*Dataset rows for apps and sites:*
--- START ---

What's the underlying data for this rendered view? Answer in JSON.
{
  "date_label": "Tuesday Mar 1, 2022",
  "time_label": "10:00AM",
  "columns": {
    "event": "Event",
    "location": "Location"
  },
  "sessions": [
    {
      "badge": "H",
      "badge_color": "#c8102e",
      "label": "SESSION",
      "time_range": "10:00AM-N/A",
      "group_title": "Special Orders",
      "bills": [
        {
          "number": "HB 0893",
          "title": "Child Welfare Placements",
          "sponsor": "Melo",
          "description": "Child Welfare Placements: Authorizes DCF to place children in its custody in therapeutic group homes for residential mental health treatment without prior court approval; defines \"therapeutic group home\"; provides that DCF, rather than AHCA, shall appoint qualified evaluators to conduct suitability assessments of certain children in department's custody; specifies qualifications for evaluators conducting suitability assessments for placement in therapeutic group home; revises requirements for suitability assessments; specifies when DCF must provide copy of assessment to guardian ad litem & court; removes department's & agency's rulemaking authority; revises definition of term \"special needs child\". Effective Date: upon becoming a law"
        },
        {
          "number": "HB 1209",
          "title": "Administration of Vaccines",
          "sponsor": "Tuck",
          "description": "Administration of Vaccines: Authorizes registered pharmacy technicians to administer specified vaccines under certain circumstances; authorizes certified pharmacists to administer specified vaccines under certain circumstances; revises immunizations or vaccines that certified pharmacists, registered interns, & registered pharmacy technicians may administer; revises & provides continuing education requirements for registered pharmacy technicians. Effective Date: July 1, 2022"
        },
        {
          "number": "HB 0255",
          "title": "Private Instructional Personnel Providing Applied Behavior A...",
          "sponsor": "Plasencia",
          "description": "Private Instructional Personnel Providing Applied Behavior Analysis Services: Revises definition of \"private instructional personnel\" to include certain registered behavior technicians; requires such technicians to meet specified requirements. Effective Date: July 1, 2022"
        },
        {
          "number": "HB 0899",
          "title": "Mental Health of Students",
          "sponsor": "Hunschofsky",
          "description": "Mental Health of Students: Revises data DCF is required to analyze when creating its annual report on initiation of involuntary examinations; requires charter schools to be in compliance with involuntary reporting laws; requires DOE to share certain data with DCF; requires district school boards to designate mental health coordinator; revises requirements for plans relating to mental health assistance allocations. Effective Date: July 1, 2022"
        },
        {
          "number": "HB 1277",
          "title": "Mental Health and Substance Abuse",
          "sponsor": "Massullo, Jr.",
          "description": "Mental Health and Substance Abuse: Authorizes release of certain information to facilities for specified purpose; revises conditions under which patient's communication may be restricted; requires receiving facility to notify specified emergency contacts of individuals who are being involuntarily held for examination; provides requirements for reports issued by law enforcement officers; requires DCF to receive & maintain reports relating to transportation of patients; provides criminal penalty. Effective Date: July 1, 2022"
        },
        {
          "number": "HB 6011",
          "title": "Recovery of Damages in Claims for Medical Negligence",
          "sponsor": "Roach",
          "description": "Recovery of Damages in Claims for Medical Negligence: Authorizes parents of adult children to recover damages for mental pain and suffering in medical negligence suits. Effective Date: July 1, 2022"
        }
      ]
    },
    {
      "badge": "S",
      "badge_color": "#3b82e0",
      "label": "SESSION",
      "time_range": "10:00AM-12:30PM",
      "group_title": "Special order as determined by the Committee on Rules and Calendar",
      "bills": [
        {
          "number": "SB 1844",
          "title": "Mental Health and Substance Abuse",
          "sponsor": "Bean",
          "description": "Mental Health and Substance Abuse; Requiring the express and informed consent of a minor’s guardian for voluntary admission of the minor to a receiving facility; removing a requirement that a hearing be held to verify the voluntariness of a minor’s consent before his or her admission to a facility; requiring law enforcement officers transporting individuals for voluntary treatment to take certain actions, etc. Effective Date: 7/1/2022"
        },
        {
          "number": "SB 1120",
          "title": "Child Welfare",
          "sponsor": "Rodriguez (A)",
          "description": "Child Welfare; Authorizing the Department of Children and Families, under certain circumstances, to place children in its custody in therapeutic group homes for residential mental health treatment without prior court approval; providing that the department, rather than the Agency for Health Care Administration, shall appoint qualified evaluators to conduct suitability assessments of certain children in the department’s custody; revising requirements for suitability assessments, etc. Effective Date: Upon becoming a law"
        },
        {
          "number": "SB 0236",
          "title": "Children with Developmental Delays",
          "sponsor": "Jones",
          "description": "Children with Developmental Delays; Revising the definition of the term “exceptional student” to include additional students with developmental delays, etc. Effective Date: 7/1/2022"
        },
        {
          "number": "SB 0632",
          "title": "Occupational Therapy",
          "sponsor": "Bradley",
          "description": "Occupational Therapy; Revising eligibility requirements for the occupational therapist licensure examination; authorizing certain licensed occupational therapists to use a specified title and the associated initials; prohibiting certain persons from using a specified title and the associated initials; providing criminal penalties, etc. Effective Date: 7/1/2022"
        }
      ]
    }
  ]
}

--- END ---

*Task prompt:* What is needed is an exact copy of every record above.

*Result below:*
What's the underlying data for this rendered view? Answer in JSON.
{
  "date_label": "Tuesday Mar 1, 2022",
  "time_label": "10:00AM",
  "columns": {
    "event": "Event",
    "location": "Location"
  },
  "sessions": [
    {
      "badge": "H",
      "badge_color": "#c8102e",
      "label": "SESSION",
      "time_range": "10:00AM-N/A",
      "group_title": "Special Orders",
      "bills": [
        {
          "number": "HB 0893",
          "title": "Child Welfare Placements",
          "sponsor": "Melo",
          "description": "Child Welfare Placements: Authorizes DCF to place children in its custody in therapeutic group homes for residential mental health treatment without prior court approval; defines \"therapeutic group home\"; provides that DCF, rather than AHCA, shall appoint qualified evaluators to conduct suitability assessments of certain children in department's custody; specifies qualifications for evaluators conducting suitability assessments for placement in therapeutic group home; revises requirements for suitability assessments; specifies when DCF must provide copy of assessment to guardian ad litem & court; removes department's & agency's rulemaking authority; revises definition of term \"special needs child\". Effective Date: upon becoming a law"
        },
        {
          "number": "HB 1209",
          "title": "Administration of Vaccines",
          "sponsor": "Tuck",
          "description": "Administration of Vaccines: Authorizes registered pharmacy technicians to administer specified vaccines under certain circumstances; authorizes certified pharmacists to administer specified vaccines under certain circumstances; revises immunizations or vaccines that certified pharmacists, registered interns, & registered pharmacy technicians may administer; revises & provides continuing education requirements for registered pharmacy technicians. Effective Date: July 1, 2022"
        },
        {
          "number": "HB 0255",
          "title": "Private Instructional Personnel Providing Applied Behavior A...",
          "sponsor": "Plasencia",
          "description": "Private Instructional Personnel Providing Applied Behavior Analysis Services: Revises definition of \"private instructional personnel\" to include certain registered behavior technicians; requires such technicians to meet specified requirements. Effective Date: July 1, 2022"
        },
        {
          "number": "HB 0899",
          "title": "Mental Health of Students",
          "sponsor": "Hunschofsky",
          "description": "Mental Health of Students: Revises data DCF is required to analyze when creating its annual report on initiation of involuntary examinations; requires charter schools to be in compliance with involuntary reporting laws; requires DOE to share certain data with DCF; requires district school boards to designate mental health coordinator; revises requirements for plans relating to mental health assistance allocations. Effective Date: July 1, 2022"
        },
        {
          "number": "HB 1277",
          "title": "Mental Health and Substance Abuse",
          "sponsor": "Massullo, Jr.",
          "description": "Mental Health and Substance Abuse: Authorizes release of certain information to facilities for specified purpose; revises conditions under which patient's communication may be restricted; requires receiving facility to notify specified emergency contacts of individuals who are being involuntarily held for examination; provides requirements for reports issued by law enforcement officers; requires DCF to receive & maintain reports relating to transportation of patients; provides criminal penalty. Effective Date: July 1, 2022"
        },
        {
          "number": "HB 6011",
          "title": "Recovery of Damages in Claims for Medical Negligence",
          "sponsor": "Roach",
          "description": "Recovery of Damages in Claims for Medical Negligence: Authorizes parents of adult children to recover damages for mental pain and suffering in medical negligence suits. Effective Date: July 1, 2022"
        }
      ]
    },
    {
      "badge": "S",
      "badge_color": "#3b82e0",
      "label": "SESSION",
      "time_range": "10:00AM-12:30PM",
      "group_title": "Special order as determined by the Committee on Rules and Calendar",
      "bills": [
        {
          "number": "SB 1844",
          "title": "Mental Health and Substance Abuse",
          "sponsor": "Bean",
          "description": "Mental Health and Substance Abuse; Requiring the express and informed consent of a minor’s guardian for voluntary admission of the minor to a receiving facility; removing a requirement that a hearing be held to verify the voluntariness of a minor’s consent before his or her admission to a facility; requiring law enforcement officers transporting individuals for voluntary treatment to take certain actions, etc. Effective Date: 7/1/2022"
        },
        {
          "number": "SB 1120",
          "title": "Child Welfare",
          "sponsor": "Rodriguez (A)",
          "description": "Child Welfare; Authorizing the Department of Children and Families, under certain circumstances, to place children in its custody in therapeutic group homes for residential mental health treatment without prior court approval; providing that the department, rather than the Agency for Health Care Administration, shall appoint qualified evaluators to conduct suitability assessments of certain children in the department’s custody; revising requirements for suitability assessments, etc. Effective Date: Upon becoming a law"
        },
        {
          "number": "SB 0236",
          "title": "Children with Developmental Delays",
          "sponsor": "Jones",
          "description": "Children with Developmental Delays; Revising the definition of the term “exceptional student” to include additional students with developmental delays, etc. Effective Date: 7/1/2022"
        },
        {
          "number": "SB 0632",
          "title": "Occupational Therapy",
          "sponsor": "Bradley",
          "description": "Occupational Therapy; Revising eligibility requirements for the occupational therapist licensure examination; authorizing certain licensed occupational therapists to use a specified title and the associated initials; prohibiting certain persons from using a specified title and the associated initials; providing criminal penalties, etc. Effective Date: 7/1/2022"
        }
      ]
    }
  ]
}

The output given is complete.